Source ->

KKYX morning personality Jerry King is also a member of the Country DJ Hall Of Fame. Jerry retired from KKYX in 2018 after a 53-year radio career. Of those 53 years, he worked for KKYX for 43 years.

History
KKYX signed on, with the sequentially issued call letters KGCM, in the fall of 1926. It initially had limited programming, and in early December the schedule of the then-ten watt station was reported to be "Daily except Sunday: 10:15 a.m weather forecast; 10:30-11:30 a.m. request music; 12:30 road information followed by music; 6:30-7:30 p.m. request music".

During this time the local Chamber of Commerce was promoting San Antonio as "America's Playground" for conventions and tourists. Aligning the station with this promotion, in December 1926 station owner Robert Bridge arranged for the call letters to be changed to KTAP, standing for the slogan "Kum to America's Playground". The station's later call signs were KABC, KGBS and KENS, followed in 1962 by KBAT. The current KKYX call sign was adopted on September 4, 1972, and the station has had a country music format ever since. It became a major outlet for country music that serves much of south Texas. During the 1970s and early 1980s, KKYX was ranked one of the top ten country music radio stations in the United States.

(Dataset rows)
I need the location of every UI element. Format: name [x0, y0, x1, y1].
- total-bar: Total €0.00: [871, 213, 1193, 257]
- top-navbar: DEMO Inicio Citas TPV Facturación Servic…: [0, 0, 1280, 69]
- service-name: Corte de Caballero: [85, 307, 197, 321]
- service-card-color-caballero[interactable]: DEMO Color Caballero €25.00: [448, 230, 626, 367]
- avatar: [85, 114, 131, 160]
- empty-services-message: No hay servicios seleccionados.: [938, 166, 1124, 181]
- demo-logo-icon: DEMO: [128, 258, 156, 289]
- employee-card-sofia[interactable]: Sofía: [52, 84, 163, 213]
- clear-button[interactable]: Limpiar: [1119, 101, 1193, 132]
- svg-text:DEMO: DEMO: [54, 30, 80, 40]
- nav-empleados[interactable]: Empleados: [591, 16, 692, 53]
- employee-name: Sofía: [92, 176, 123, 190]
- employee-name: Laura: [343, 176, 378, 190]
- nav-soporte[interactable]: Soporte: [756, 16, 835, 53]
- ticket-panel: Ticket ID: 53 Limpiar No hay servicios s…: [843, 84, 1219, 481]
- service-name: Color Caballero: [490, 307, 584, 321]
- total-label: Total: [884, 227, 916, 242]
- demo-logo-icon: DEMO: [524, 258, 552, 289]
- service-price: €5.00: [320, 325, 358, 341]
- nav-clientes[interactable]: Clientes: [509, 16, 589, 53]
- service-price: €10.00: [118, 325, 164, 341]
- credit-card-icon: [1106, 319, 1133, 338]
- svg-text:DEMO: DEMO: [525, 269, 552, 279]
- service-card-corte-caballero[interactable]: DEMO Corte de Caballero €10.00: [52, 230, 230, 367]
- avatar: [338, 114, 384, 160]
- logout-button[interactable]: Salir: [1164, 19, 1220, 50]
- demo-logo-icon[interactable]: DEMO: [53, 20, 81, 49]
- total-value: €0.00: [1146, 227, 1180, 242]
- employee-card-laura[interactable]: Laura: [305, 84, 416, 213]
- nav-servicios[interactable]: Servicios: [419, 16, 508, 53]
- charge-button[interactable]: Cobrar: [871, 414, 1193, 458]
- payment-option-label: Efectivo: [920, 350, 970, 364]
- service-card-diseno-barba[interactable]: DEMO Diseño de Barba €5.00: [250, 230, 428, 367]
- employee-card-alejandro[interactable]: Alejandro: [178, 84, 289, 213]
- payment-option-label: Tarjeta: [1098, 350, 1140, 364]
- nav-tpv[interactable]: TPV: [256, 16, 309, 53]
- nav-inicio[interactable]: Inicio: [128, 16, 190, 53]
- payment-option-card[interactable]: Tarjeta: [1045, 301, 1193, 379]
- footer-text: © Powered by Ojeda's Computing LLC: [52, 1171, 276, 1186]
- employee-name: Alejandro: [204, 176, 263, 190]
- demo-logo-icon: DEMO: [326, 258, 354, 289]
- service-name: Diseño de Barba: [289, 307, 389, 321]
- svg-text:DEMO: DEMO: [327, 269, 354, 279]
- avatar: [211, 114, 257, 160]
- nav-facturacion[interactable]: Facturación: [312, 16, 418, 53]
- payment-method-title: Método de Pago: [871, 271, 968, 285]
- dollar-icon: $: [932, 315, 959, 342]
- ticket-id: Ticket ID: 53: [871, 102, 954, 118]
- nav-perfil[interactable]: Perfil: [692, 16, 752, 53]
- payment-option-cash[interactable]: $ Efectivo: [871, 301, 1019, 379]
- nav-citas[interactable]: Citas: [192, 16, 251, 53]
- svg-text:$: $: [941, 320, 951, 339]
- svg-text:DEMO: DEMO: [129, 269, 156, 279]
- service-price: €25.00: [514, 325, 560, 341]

Problem details -> Carry on the KKYX station history from the point where it stops. The dataset rows have no connection to the radio station history.

Task response ->
It currently broadcasts a classic country music format, similar to that of WSM AM 650 in Nashville, Tennessee, focusing on old country hits over the years from the 1950s to the 1990s.

Coverage area
KKYX has a fairly large coverage area, covering a large area of southern Texas, including the entire San Antonio and Austin radio markets, along with areas around Victoria, Texas. Grade B coverage can be received in the Corpus Christi and Houston areas. About 100 counties were claimed to be part of the KKYX listening area.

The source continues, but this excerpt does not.